**Problem description:**
Repeat every record below exactly, leaving out the pictures.

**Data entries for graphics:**
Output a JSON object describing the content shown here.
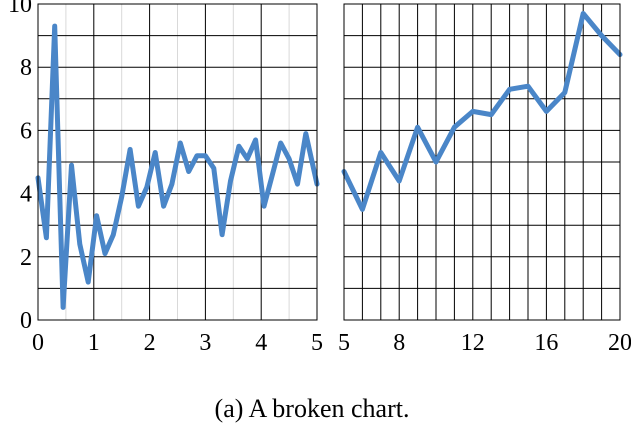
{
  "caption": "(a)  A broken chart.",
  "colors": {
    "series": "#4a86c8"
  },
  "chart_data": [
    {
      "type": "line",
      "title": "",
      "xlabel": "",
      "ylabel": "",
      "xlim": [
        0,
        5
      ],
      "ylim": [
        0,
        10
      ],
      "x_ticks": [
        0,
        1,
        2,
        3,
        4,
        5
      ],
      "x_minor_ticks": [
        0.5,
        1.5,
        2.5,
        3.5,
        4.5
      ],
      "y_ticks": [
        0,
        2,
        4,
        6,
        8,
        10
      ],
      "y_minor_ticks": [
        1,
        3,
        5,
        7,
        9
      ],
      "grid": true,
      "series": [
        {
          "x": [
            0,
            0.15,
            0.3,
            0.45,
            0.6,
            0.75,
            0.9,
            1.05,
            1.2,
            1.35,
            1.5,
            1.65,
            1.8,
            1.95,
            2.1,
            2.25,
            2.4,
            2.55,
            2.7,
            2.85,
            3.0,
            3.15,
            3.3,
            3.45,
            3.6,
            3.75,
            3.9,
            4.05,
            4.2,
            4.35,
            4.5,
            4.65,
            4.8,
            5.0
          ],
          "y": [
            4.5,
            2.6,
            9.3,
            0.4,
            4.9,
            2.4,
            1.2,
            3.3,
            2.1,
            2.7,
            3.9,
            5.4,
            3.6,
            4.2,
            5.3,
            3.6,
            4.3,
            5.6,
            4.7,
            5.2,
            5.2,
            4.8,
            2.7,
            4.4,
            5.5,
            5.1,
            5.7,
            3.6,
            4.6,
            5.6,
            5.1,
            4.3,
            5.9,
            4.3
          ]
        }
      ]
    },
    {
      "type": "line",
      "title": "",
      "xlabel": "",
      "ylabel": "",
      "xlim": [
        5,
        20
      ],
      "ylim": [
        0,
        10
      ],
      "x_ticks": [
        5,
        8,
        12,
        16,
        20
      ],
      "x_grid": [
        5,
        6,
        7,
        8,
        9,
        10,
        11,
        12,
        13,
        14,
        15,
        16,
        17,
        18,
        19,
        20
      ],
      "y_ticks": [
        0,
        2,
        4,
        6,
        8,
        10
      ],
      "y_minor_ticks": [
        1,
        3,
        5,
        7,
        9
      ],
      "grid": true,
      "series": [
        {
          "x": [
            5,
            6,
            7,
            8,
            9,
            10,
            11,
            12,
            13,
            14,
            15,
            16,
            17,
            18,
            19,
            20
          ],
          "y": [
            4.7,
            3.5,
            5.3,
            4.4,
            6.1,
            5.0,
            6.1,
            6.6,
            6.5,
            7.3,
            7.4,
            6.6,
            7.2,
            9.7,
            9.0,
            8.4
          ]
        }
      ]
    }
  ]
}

**Written response:**
Output a JSON object describing the content shown here.
{
  "caption": "(a)  A broken chart.",
  "colors": {
    "series": "#4a86c8"
  },
  "chart_data": [
    {
      "type": "line",
      "title": "",
      "xlabel": "",
      "ylabel": "",
      "xlim": [
        0,
        5
      ],
      "ylim": [
        0,
        10
      ],
      "x_ticks": [
        0,
        1,
        2,
        3,
        4,
        5
      ],
      "x_minor_ticks": [
        0.5,
        1.5,
        2.5,
        3.5,
        4.5
      ],
      "y_ticks": [
        0,
        2,
        4,
        6,
        8,
        10
      ],
      "y_minor_ticks": [
        1,
        3,
        5,
        7,
        9
      ],
      "grid": true,
      "series": [
        {
          "x": [
            0,
            0.15,
            0.3,
            0.45,
            0.6,
            0.75,
            0.9,
            1.05,
            1.2,
            1.35,
            1.5,
            1.65,
            1.8,
            1.95,
            2.1,
            2.25,
            2.4,
            2.55,
            2.7,
            2.85,
            3.0,
            3.15,
            3.3,
            3.45,
            3.6,
            3.75,
            3.9,
            4.05,
            4.2,
            4.35,
            4.5,
            4.65,
            4.8,
            5.0
          ],
          "y": [
            4.5,
            2.6,
            9.3,
            0.4,
            4.9,
            2.4,
            1.2,
            3.3,
            2.1,
            2.7,
            3.9,
            5.4,
            3.6,
            4.2,
            5.3,
            3.6,
            4.3,
            5.6,
            4.7,
            5.2,
            5.2,
            4.8,
            2.7,
            4.4,
            5.5,
            5.1,
            5.7,
            3.6,
            4.6,
            5.6,
            5.1,
            4.3,
            5.9,
            4.3
          ]
        }
      ]
    },
    {
      "type": "line",
      "title": "",
      "xlabel": "",
      "ylabel": "",
      "xlim": [
        5,
        20
      ],
      "ylim": [
        0,
        10
      ],
      "x_ticks": [
        5,
        8,
        12,
        16,
        20
      ],
      "x_grid": [
        5,
        6,
        7,
        8,
        9,
        10,
        11,
        12,
        13,
        14,
        15,
        16,
        17,
        18,
        19,
        20
      ],
      "y_ticks": [
        0,
        2,
        4,
        6,
        8,
        10
      ],
      "y_minor_ticks": [
        1,
        3,
        5,
        7,
        9
      ],
      "grid": true,
      "series": [
        {
          "x": [
            5,
            6,
            7,
            8,
            9,
            10,
            11,
            12,
            13,
            14,
            15,
            16,
            17,
            18,
            19,
            20
          ],
          "y": [
            4.7,
            3.5,
            5.3,
            4.4,
            6.1,
            5.0,
            6.1,
            6.6,
            6.5,
            7.3,
            7.4,
            6.6,
            7.2,
            9.7,
            9.0,
            8.4
          ]
        }
      ]
    }
  ]
}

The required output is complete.